Check every line of the data below for the string "Schloß", and copy the ones that hold it.

** BEGIN RECORDS SUPPLIED **

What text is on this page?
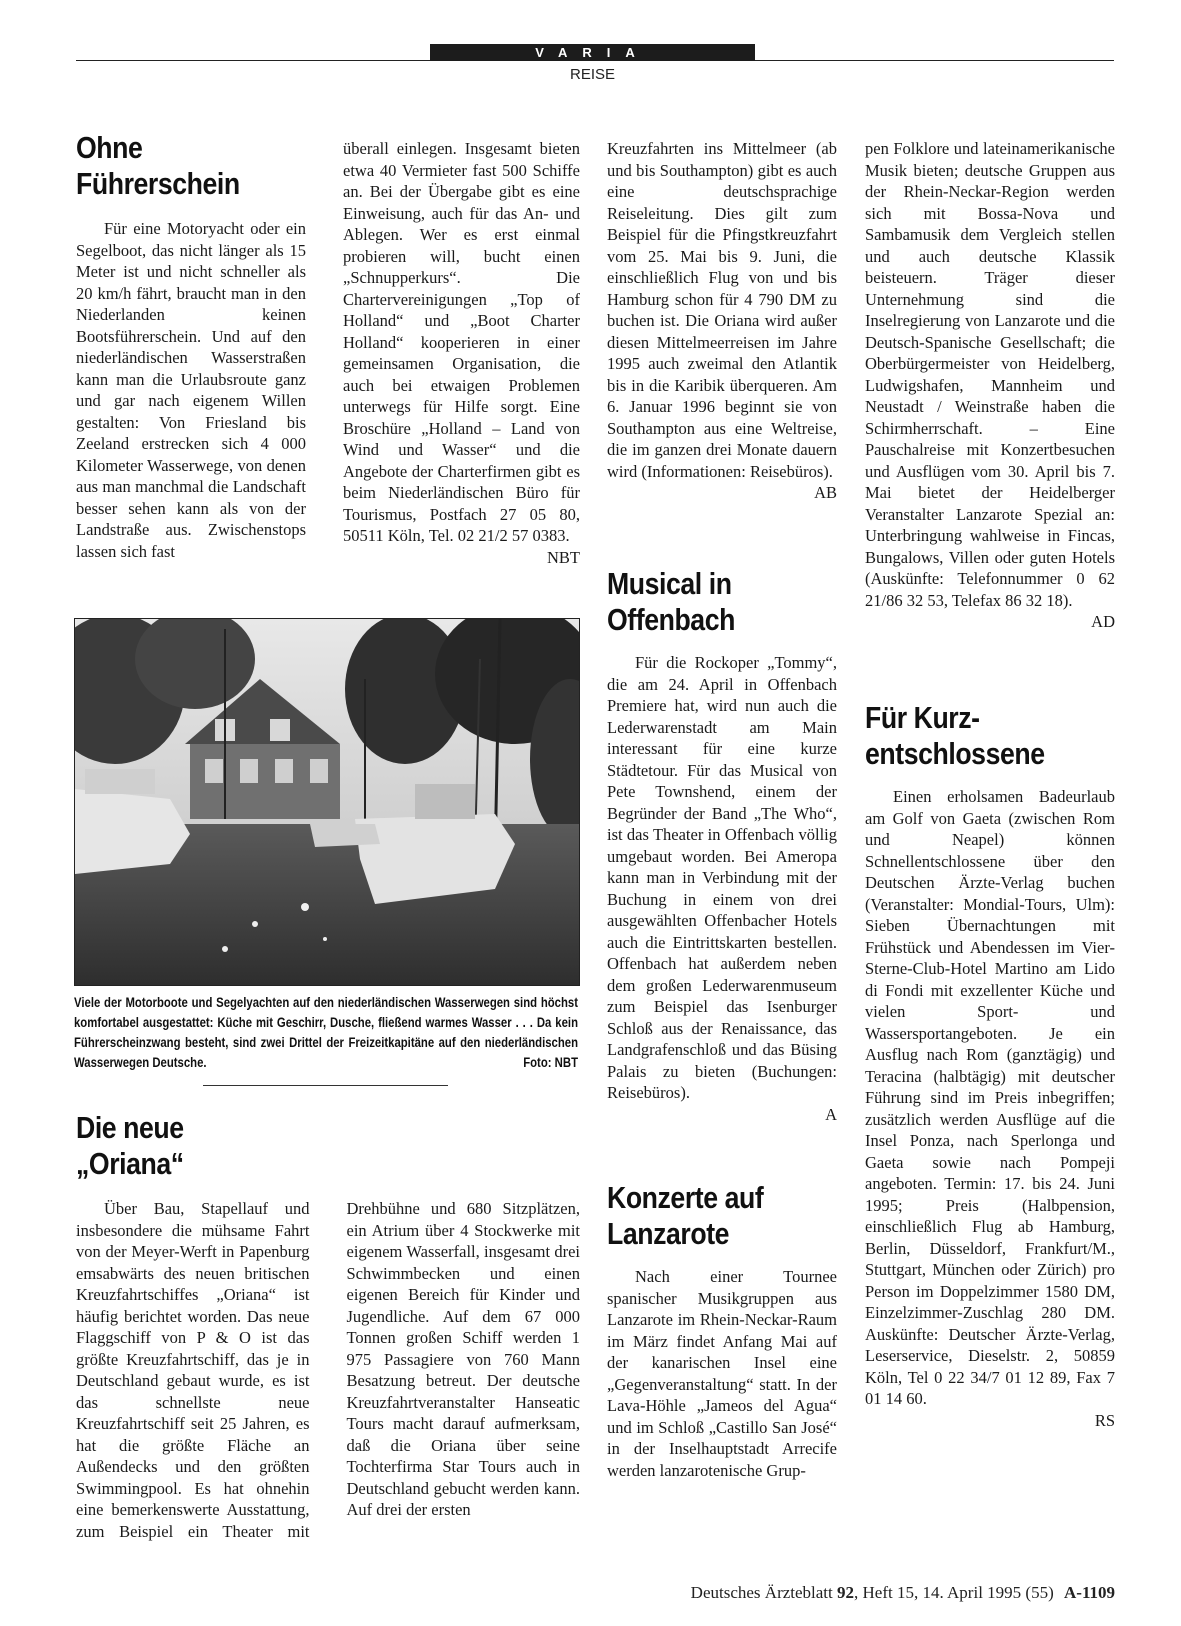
VARIA
REISE
Ohne
Führerschein

Für eine Motoryacht oder ein Segelboot, das nicht länger als 15 Meter ist und nicht schneller als 20 km/h fährt, braucht man in den Niederlanden keinen Bootsführerschein. Und auf den niederländischen Wasserstraßen kann man die Urlaubsroute ganz und gar nach eigenem Willen gestalten: Von Friesland bis Zeeland erstrecken sich 4 000 Kilometer Wasserwege, von denen aus man manchmal die Landschaft besser sehen kann als von der Landstraße aus. Zwischenstops lassen sich fast

überall einlegen. Insgesamt bieten etwa 40 Vermieter fast 500 Schiffe an. Bei der Übergabe gibt es eine Einweisung, auch für das An- und Ablegen. Wer es erst einmal probieren will, bucht einen „Schnupperkurs“. Die Chartervereinigungen „Top of Holland“ und „Boot Charter Holland“ kooperieren in einer gemeinsamen Organisation, die auch bei etwaigen Problemen unterwegs für Hilfe sorgt. Eine Broschüre „Holland – Land von Wind und Wasser“ und die Angebote der Charterfirmen gibt es beim Niederländischen Büro für Tourismus, Postfach 27 05 80, 50511 Köln, Tel. 02 21/2 57 0383.
NBT

Viele der Motorboote und Segelyachten auf den niederländischen Wasserwegen sind höchst komfortabel ausgestattet: Küche mit Geschirr, Dusche, fließend warmes Wasser . . . Da kein Führerscheinzwang besteht, sind zwei Drittel der Freizeitkapitäne auf den niederländischen Wasserwegen Deutsche.	Foto: NBT
Die neue
„Oriana“

Über Bau, Stapellauf und insbesondere die mühsame Fahrt von der Meyer-Werft in Papenburg emsabwärts des neuen britischen Kreuzfahrtschiffes „Oriana“ ist häufig berichtet worden. Das neue Flaggschiff von P & O ist das größte Kreuzfahrtschiff, das je in Deutschland gebaut wurde, es ist das schnellste neue Kreuzfahrtschiff seit 25 Jahren, es hat die größte Fläche an Außendecks und den größten Swimmingpool. Es hat ohnehin eine bemerkenswerte Ausstattung, zum Beispiel ein Theater mit Drehbühne und 680 Sitzplätzen, ein Atrium über 4 Stockwerke mit eigenem Wasserfall, insgesamt drei Schwimmbecken und einen eigenen Bereich für Kinder und Jugendliche. Auf dem 67 000 Tonnen großen Schiff werden 1 975 Passagiere von 760 Mann Besatzung betreut. Der deutsche Kreuzfahrtveranstalter Hanseatic Tours macht darauf aufmerksam, daß die Oriana über seine Tochterfirma Star Tours auch in Deutschland gebucht werden kann. Auf drei der ersten

Kreuzfahrten ins Mittelmeer (ab und bis Southampton) gibt es auch eine deutschsprachige Reiseleitung. Dies gilt zum Beispiel für die Pfingstkreuzfahrt vom 25. Mai bis 9. Juni, die einschließlich Flug von und bis Hamburg schon für 4 790 DM zu buchen ist. Die Oriana wird außer diesen Mittelmeerreisen im Jahre 1995 auch zweimal den Atlantik bis in die Karibik überqueren. Am 6. Januar 1996 beginnt sie von Southampton aus eine Weltreise, die im ganzen drei Monate dauern wird (Informationen: Reisebüros).

AB
Musical in
Offenbach

Für die Rockoper „Tommy“, die am 24. April in Offenbach Premiere hat, wird nun auch die Lederwarenstadt am Main interessant für eine kurze Städtetour. Für das Musical von Pete Townshend, einem der Begründer der Band „The Who“, ist das Theater in Offenbach völlig umgebaut worden. Bei Ameropa kann man in Verbindung mit der Buchung in einem von drei ausgewählten Offenbacher Hotels auch die Eintrittskarten bestellen. Offenbach hat außerdem neben dem großen Lederwarenmuseum zum Beispiel das Isenburger Schloß aus der Renaissance, das Landgrafenschloß und das Büsing Palais zu bieten (Buchungen: Reisebüros).

A
Konzerte auf
Lanzarote

Nach einer Tournee spanischer Musikgruppen aus Lanzarote im Rhein-Neckar-Raum im März findet Anfang Mai auf der kanarischen Insel eine „Gegenveranstaltung“ statt. In der Lava-Höhle „Jameos del Agua“ und im Schloß „Castillo San José“ in der Inselhauptstadt Arrecife werden lanzarotenische Grup-

pen Folklore und lateinamerikanische Musik bieten; deutsche Gruppen aus der Rhein-Neckar-Region werden sich mit Bossa-Nova und Sambamusik dem Vergleich stellen und auch deutsche Klassik beisteuern. Träger dieser Unternehmung sind die Inselregierung von Lanzarote und die Deutsch-Spanische Gesellschaft; die Oberbürgermeister von Heidelberg, Ludwigshafen, Mannheim und Neustadt / Weinstraße haben die Schirmherrschaft. – Eine Pauschalreise mit Konzertbesuchen und Ausflügen vom 30. April bis 7. Mai bietet der Heidelberger Veranstalter Lanzarote Spezial an: Unterbringung wahlweise in Fincas, Bungalows, Villen oder guten Hotels (Auskünfte: Telefonnummer 0 62 21/86 32 53, Telefax 86 32 18).

AD
Für Kurz-
entschlossene

Einen erholsamen Badeurlaub am Golf von Gaeta (zwischen Rom und Neapel) können Schnellentschlossene über den Deutschen Ärzte-Verlag buchen (Veranstalter: Mondial-Tours, Ulm): Sieben Übernachtungen mit Frühstück und Abendessen im Vier-Sterne-Club-Hotel Martino am Lido di Fondi mit exzellenter Küche und vielen Sport- und Wassersportangeboten. Je ein Ausflug nach Rom (ganztägig) und Teracina (halbtägig) mit deutscher Führung sind im Preis inbegriffen; zusätzlich werden Ausflüge auf die Insel Ponza, nach Sperlonga und Gaeta sowie nach Pompeji angeboten. Termin: 17. bis 24. Juni 1995; Preis (Halbpension, einschließlich Flug ab Hamburg, Berlin, Düsseldorf, Frankfurt/M., Stuttgart, München oder Zürich) pro Person im Doppelzimmer 1580 DM, Einzelzimmer-Zuschlag 280 DM. Auskünfte: Deutscher Ärzte-Verlag, Leserservice, Dieselstr. 2, 50859 Köln, Tel 0 22 34/7 01 12 89, Fax 7 01 14 60.

RS
Deutsches Ärzteblatt 92, Heft 15, 14. April 1995 (55) A-1109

** END RECORDS SUPPLIED **

# TASK SOLUTION:
Für die Rockoper „Tommy“, die am 24. April in Offenbach Premiere hat, wird nun auch die Lederwarenstadt am Main interessant für eine kurze Städtetour. Für das Musical von Pete Townshend, einem der Begründer der Band „The Who“, ist das Theater in Offenbach völlig umgebaut worden. Bei Ameropa kann man in Verbindung mit der Buchung in einem von drei ausgewählten Offenbacher Hotels auch die Eintrittskarten bestellen. Offenbach hat außerdem neben dem großen Lederwarenmuseum zum Beispiel das Isenburger Schloß aus der Renaissance, das Landgrafenschloß und das Büsing Palais zu bieten (Buchungen: Reisebüros).
Nach einer Tournee spanischer Musikgruppen aus Lanzarote im Rhein-Neckar-Raum im März findet Anfang Mai auf der kanarischen Insel eine „Gegenveranstaltung“ statt. In der Lava-Höhle „Jameos del Agua“ und im Schloß „Castillo San José“ in der Inselhauptstadt Arrecife werden lanzarotenische Grup-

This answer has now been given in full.